→ Exercise prompt
Which lines have the string "icon"? Copy all of them from the entries below.

→ Data listing
---*---
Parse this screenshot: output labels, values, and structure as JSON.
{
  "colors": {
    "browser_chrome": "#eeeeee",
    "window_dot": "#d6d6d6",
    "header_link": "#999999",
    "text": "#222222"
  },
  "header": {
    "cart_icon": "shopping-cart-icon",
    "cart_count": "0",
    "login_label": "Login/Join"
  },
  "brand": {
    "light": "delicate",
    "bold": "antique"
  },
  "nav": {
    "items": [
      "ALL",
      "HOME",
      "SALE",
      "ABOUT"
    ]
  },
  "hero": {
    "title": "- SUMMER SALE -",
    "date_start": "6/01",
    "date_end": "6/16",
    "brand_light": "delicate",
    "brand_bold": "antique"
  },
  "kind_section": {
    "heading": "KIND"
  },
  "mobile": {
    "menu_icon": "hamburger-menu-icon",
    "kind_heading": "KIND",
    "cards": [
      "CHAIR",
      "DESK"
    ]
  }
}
---*---
→ Answer to this task
    "cart_icon": "shopping-cart-icon",
    "menu_icon": "hamburger-menu-icon",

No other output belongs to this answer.